══ Texto fornecido ══

A lei 14.879/24 altera a validade das cláusulas de foro em contratos, limitando a liberdade contratual ao exigir relação com o domicílio das partes ou local da obrigação.

31/10/2024

No dia 4/6/24 foi sancionada pelo presidente da República Luiz Inácio Lula da Silva a lei 14.879/24 que altera a lei 13.105 de 16 de março de 2015 (CPC) para alterar a redação do parágrafo primeiro do art. 63 do CPC, estabelecendo que as cláusulas de eleição de foro devem guardar relação com o domicílio das partes contratantes ou com o local do cumprimento da obrigação, sob pena de declinação de competência de ofício pelo Juízo.

A (in)eficácia das cláusulas de eleição de foro é matéria controversa nos Tribunais de Justiça pátrios, sobretudo quando interpretadas em um contexto de relação de consumo, de nítida hipossuficiência/vulnerabilidade de uma das partes ou quando latente a finalidade de dificultar ou impossibilitar o acesso ao Poder Judiciário por uma das partes.

O STJ dispõe de um acervo considerável de decisões no sentido de que, verificada a prejudicialidade à defesa do consumidor pode o Juízo, de ofício, declarar nula a cláusula de eleição de foro. Cita-se, à título de exemplo, uma das diversas decisões da Corte Superior neste sentido.

PROCESSUAL CIVIL. AGRAVO INTERNO NO CONFLITO NEGATIVO DE COMPETÊNCIA. AÇÃO DE RESTITUIÇÃO POR ENRIQUECIMENTO ILÍCITO. RECEBIMENTO DE DEPÓSITOS INDEVIDOS FEITOS PELO PRÓPRIO BANCO. RELAÇÃO DE CONSUMO. COMPETÊNCIA ABSOLUTA. DOMICÍLIO DO CONSUMIDOR. CLÁUSULA DE ELEIÇÃO DE FORO. ABUSIVIDADE RECONHECIDA. AGRAVO INTERNO DESPROVIDO.

[...]

4. Reconhecida a abusividade da cláusula de eleição de foro, por acarretar prejuízos à defesa da parte, aplica-se a competência absoluta do foro do domicílio do consumidor.

5. Agravo interno a que se nega provimento.

(AgInt no CC 197.244/SP, relator ministro João Otávio de Noronha, 2ª seção, julgado em 14/5/24, DJe de 20/5/24.)

No entanto, a discussão naquele contexto restringe-se às relações de consumo, em contratos por adesão ou de nítida hipossuficiência de uma das partes contratantes.

Por outro giro, sob a ótica do direito empresarial e das relações paritárias e simétricas, a lei em comento, na opinião deste Autor, afronta diretamente o princípio da força obrigatória dos contratos (pacta sunt servanda) e da liberdade contratual, além de configurar um evidente retrocesso no que toca à autonomia privada nas relações contratuais.

Sendo assim, este texto tem por objeto a análise conjunta da lógica própria aplicável aos contratos empresariais, o princípio da autonomia privada e as novas regras de fixação de competência trazidas pela referida lei.

═══

- **Exercício proposto a**:
Resuma em uma ou duas frases o parágrafo do texto sobre a lei 14.879/24 que começa com "No dia 4/6/24 foi sancionada". Mantenha os fatos principais.

══ Dados de origem ══

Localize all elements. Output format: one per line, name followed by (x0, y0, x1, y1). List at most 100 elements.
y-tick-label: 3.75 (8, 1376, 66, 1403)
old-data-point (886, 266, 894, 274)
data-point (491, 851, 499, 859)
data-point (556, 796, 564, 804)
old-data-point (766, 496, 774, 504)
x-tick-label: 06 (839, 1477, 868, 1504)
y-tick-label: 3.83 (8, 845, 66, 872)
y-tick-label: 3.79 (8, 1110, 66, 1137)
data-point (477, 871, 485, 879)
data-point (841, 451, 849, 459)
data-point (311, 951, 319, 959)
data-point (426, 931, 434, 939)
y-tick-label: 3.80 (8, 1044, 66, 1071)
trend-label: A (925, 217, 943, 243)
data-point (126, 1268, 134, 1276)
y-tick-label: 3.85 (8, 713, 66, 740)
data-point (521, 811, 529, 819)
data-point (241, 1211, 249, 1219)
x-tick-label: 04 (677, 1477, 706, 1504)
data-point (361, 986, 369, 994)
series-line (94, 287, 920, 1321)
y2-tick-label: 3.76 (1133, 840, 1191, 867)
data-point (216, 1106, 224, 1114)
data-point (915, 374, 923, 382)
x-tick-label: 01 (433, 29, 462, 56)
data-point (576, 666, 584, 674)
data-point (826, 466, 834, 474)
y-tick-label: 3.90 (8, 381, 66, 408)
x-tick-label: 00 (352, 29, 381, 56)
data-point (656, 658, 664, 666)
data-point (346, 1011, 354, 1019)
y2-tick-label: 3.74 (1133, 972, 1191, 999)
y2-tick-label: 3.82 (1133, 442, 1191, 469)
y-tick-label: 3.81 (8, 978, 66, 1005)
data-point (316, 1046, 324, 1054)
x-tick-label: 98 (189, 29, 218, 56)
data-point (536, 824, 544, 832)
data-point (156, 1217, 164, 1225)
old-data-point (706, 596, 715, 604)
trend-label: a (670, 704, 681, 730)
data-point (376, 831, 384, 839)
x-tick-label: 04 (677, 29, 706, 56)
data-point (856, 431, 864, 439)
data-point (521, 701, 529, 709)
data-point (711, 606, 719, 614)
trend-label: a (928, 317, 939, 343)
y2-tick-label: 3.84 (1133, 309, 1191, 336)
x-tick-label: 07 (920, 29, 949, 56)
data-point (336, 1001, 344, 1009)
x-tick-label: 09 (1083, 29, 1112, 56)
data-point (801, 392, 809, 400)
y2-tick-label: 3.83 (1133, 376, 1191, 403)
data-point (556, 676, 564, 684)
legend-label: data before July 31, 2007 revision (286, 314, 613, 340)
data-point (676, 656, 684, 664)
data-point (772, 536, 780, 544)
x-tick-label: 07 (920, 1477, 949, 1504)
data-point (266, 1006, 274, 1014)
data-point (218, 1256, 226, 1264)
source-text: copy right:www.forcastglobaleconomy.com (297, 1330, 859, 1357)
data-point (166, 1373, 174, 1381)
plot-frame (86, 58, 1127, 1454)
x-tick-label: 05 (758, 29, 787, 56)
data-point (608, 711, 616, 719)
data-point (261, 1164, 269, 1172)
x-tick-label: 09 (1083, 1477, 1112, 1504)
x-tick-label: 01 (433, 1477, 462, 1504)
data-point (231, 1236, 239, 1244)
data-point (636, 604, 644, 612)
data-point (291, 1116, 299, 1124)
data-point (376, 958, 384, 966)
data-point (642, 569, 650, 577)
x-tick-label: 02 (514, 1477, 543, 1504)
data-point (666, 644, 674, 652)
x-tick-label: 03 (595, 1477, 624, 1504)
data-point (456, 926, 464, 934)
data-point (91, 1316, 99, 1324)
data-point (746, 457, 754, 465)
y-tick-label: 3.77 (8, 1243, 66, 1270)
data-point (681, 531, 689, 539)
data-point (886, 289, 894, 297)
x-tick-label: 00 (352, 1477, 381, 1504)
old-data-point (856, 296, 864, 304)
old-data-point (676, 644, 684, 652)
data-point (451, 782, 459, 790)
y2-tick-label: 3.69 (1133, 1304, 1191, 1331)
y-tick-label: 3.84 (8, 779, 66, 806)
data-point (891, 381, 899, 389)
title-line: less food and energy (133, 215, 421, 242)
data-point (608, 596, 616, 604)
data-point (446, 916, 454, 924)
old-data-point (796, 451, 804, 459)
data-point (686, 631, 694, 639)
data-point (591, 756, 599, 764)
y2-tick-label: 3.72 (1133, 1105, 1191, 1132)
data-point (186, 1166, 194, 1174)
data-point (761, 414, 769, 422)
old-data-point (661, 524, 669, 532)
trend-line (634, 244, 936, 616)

═══

- **Exercício proposto b**:
Altere "y-tick-label" para "y-axis-label" nas linhas dos registros que vão do início até a linha com "data-point (126, 1268, 134, 1276)", inclusive. Devolva somente essas linhas, com todo o resto inalterado.

- **Resultado a**:
Em 4/6/24, o presidente Luiz Inácio Lula da Silva sancionou a lei 14.879/24. Ela altera a redação do parágrafo primeiro do art. 63 do CPC (lei 13.105/2015) e passa a exigir que as cláusulas de eleição de foro guardem relação com o domicílio das partes ou com o local de cumprimento da obrigação, sob pena de declinação de competência de ofício pelo Juízo.

- **Resultado b**:
Localize all elements. Output format: one per line, name followed by (x0, y0, x1, y1). List at most 100 elements.
y-axis-label: 3.75 (8, 1376, 66, 1403)
old-data-point (886, 266, 894, 274)
data-point (491, 851, 499, 859)
data-point (556, 796, 564, 804)
old-data-point (766, 496, 774, 504)
x-tick-label: 06 (839, 1477, 868, 1504)
y-axis-label: 3.83 (8, 845, 66, 872)
y-axis-label: 3.79 (8, 1110, 66, 1137)
data-point (477, 871, 485, 879)
data-point (841, 451, 849, 459)
data-point (311, 951, 319, 959)
data-point (426, 931, 434, 939)
y-axis-label: 3.80 (8, 1044, 66, 1071)
trend-label: A (925, 217, 943, 243)
data-point (126, 1268, 134, 1276)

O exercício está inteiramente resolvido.